DATA EXTRACT
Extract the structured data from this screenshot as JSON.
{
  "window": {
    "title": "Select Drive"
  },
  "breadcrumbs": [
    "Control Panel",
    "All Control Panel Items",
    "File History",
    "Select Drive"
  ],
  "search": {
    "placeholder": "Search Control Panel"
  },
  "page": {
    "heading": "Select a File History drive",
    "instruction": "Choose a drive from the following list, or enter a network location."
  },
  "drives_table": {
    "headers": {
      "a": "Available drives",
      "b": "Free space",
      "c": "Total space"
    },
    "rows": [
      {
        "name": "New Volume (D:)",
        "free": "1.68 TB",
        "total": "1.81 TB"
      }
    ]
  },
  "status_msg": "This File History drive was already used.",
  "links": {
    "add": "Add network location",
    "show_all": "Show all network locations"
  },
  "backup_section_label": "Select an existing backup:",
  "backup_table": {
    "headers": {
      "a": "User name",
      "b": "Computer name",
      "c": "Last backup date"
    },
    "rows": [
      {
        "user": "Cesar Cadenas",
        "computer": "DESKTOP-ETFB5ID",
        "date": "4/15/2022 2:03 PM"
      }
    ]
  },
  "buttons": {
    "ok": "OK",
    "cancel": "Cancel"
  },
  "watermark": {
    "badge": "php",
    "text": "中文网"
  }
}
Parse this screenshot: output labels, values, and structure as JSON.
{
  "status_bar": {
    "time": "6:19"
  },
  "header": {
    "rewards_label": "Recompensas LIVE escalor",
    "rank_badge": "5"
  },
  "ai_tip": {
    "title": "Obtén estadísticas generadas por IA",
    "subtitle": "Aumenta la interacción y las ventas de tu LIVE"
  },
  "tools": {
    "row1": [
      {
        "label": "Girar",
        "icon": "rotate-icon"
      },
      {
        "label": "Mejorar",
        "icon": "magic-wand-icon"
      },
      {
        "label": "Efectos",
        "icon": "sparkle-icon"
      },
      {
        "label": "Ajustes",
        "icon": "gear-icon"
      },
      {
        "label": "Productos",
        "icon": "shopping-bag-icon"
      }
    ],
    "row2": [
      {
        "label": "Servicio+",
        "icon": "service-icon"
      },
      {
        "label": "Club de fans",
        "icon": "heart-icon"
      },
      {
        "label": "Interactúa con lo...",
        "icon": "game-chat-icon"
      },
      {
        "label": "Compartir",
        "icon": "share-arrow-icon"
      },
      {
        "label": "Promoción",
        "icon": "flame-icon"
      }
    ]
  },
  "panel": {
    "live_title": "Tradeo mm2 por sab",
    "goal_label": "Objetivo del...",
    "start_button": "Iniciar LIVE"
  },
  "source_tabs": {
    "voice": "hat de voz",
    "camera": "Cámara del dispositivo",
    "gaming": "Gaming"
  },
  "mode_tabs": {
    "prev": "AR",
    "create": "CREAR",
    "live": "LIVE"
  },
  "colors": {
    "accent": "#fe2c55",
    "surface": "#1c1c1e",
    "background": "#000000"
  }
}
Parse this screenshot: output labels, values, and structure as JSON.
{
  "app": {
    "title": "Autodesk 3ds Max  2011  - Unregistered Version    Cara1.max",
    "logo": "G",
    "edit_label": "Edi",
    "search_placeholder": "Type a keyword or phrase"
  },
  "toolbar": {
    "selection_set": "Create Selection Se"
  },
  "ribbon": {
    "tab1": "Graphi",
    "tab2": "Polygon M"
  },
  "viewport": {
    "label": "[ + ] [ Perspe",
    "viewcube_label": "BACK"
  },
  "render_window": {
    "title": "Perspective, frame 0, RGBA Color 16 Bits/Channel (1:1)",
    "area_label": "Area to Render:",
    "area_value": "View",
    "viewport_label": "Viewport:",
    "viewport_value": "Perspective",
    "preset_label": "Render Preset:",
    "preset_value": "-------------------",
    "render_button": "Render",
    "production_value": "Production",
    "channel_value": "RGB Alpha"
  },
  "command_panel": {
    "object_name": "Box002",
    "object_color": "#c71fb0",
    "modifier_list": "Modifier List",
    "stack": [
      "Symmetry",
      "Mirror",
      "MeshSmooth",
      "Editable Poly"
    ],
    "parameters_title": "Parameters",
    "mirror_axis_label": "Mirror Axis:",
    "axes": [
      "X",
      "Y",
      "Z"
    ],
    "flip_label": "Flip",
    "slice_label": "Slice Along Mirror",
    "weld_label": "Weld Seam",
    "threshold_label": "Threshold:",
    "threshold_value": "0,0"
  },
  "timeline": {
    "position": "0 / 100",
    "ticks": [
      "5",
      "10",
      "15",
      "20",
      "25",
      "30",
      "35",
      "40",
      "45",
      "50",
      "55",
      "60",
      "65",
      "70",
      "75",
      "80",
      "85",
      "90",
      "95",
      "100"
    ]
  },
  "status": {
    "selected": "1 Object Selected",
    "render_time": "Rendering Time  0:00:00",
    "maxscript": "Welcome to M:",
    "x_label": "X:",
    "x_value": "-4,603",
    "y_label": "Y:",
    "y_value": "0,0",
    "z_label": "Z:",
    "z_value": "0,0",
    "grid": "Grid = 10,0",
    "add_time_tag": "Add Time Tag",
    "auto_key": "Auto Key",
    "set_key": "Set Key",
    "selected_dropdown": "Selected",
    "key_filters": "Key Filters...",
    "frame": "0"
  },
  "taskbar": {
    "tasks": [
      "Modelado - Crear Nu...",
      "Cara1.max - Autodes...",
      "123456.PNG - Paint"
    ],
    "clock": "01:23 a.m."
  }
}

EXERCISE
Extract each entry in full, exactly as given.

REPLY
Extract the structured data from this screenshot as JSON.
{
  "window": {
    "title": "Select Drive"
  },
  "breadcrumbs": [
    "Control Panel",
    "All Control Panel Items",
    "File History",
    "Select Drive"
  ],
  "search": {
    "placeholder": "Search Control Panel"
  },
  "page": {
    "heading": "Select a File History drive",
    "instruction": "Choose a drive from the following list, or enter a network location."
  },
  "drives_table": {
    "headers": {
      "a": "Available drives",
      "b": "Free space",
      "c": "Total space"
    },
    "rows": [
      {
        "name": "New Volume (D:)",
        "free": "1.68 TB",
        "total": "1.81 TB"
      }
    ]
  },
  "status_msg": "This File History drive was already used.",
  "links": {
    "add": "Add network location",
    "show_all": "Show all network locations"
  },
  "backup_section_label": "Select an existing backup:",
  "backup_table": {
    "headers": {
      "a": "User name",
      "b": "Computer name",
      "c": "Last backup date"
    },
    "rows": [
      {
        "user": "Cesar Cadenas",
        "computer": "DESKTOP-ETFB5ID",
        "date": "4/15/2022 2:03 PM"
      }
    ]
  },
  "buttons": {
    "ok": "OK",
    "cancel": "Cancel"
  },
  "watermark": {
    "badge": "php",
    "text": "中文网"
  }
}
Parse this screenshot: output labels, values, and structure as JSON.
{
  "status_bar": {
    "time": "6:19"
  },
  "header": {
    "rewards_label": "Recompensas LIVE escalor",
    "rank_badge": "5"
  },
  "ai_tip": {
    "title": "Obtén estadísticas generadas por IA",
    "subtitle": "Aumenta la interacción y las ventas de tu LIVE"
  },
  "tools": {
    "row1": [
      {
        "label": "Girar",
        "icon": "rotate-icon"
      },
      {
        "label": "Mejorar",
        "icon": "magic-wand-icon"
      },
      {
        "label": "Efectos",
        "icon": "sparkle-icon"
      },
      {
        "label": "Ajustes",
        "icon": "gear-icon"
      },
      {
        "label": "Productos",
        "icon": "shopping-bag-icon"
      }
    ],
    "row2": [
      {
        "label": "Servicio+",
        "icon": "service-icon"
      },
      {
        "label": "Club de fans",
        "icon": "heart-icon"
      },
      {
        "label": "Interactúa con lo...",
        "icon": "game-chat-icon"
      },
      {
        "label": "Compartir",
        "icon": "share-arrow-icon"
      },
      {
        "label": "Promoción",
        "icon": "flame-icon"
      }
    ]
  },
  "panel": {
    "live_title": "Tradeo mm2 por sab",
    "goal_label": "Objetivo del...",
    "start_button": "Iniciar LIVE"
  },
  "source_tabs": {
    "voice": "hat de voz",
    "camera": "Cámara del dispositivo",
    "gaming": "Gaming"
  },
  "mode_tabs": {
    "prev": "AR",
    "create": "CREAR",
    "live": "LIVE"
  },
  "colors": {
    "accent": "#fe2c55",
    "surface": "#1c1c1e",
    "background": "#000000"
  }
}
Parse this screenshot: output labels, values, and structure as JSON.
{
  "app": {
    "title": "Autodesk 3ds Max  2011  - Unregistered Version    Cara1.max",
    "logo": "G",
    "edit_label": "Edi",
    "search_placeholder": "Type a keyword or phrase"
  },
  "toolbar": {
    "selection_set": "Create Selection Se"
  },
  "ribbon": {
    "tab1": "Graphi",
    "tab2": "Polygon M"
  },
  "viewport": {
    "label": "[ + ] [ Perspe",
    "viewcube_label": "BACK"
  },
  "render_window": {
    "title": "Perspective, frame 0, RGBA Color 16 Bits/Channel (1:1)",
    "area_label": "Area to Render:",
    "area_value": "View",
    "viewport_label": "Viewport:",
    "viewport_value": "Perspective",
    "preset_label": "Render Preset:",
    "preset_value": "-------------------",
    "render_button": "Render",
    "production_value": "Production",
    "channel_value": "RGB Alpha"
  },
  "command_panel": {
    "object_name": "Box002",
    "object_color": "#c71fb0",
    "modifier_list": "Modifier List",
    "stack": [
      "Symmetry",
      "Mirror",
      "MeshSmooth",
      "Editable Poly"
    ],
    "parameters_title": "Parameters",
    "mirror_axis_label": "Mirror Axis:",
    "axes": [
      "X",
      "Y",
      "Z"
    ],
    "flip_label": "Flip",
    "slice_label": "Slice Along Mirror",
    "weld_label": "Weld Seam",
    "threshold_label": "Threshold:",
    "threshold_value": "0,0"
  },
  "timeline": {
    "position": "0 / 100",
    "ticks": [
      "5",
      "10",
      "15",
      "20",
      "25",
      "30",
      "35",
      "40",
      "45",
      "50",
      "55",
      "60",
      "65",
      "70",
      "75",
      "80",
      "85",
      "90",
      "95",
      "100"
    ]
  },
  "status": {
    "selected": "1 Object Selected",
    "render_time": "Rendering Time  0:00:00",
    "maxscript": "Welcome to M:",
    "x_label": "X:",
    "x_value": "-4,603",
    "y_label": "Y:",
    "y_value": "0,0",
    "z_label": "Z:",
    "z_value": "0,0",
    "grid": "Grid = 10,0",
    "add_time_tag": "Add Time Tag",
    "auto_key": "Auto Key",
    "set_key": "Set Key",
    "selected_dropdown": "Selected",
    "key_filters": "Key Filters...",
    "frame": "0"
  },
  "taskbar": {
    "tasks": [
      "Modelado - Crear Nu...",
      "Cara1.max - Autodes...",
      "123456.PNG - Paint"
    ],
    "clock": "01:23 a.m."
  }
}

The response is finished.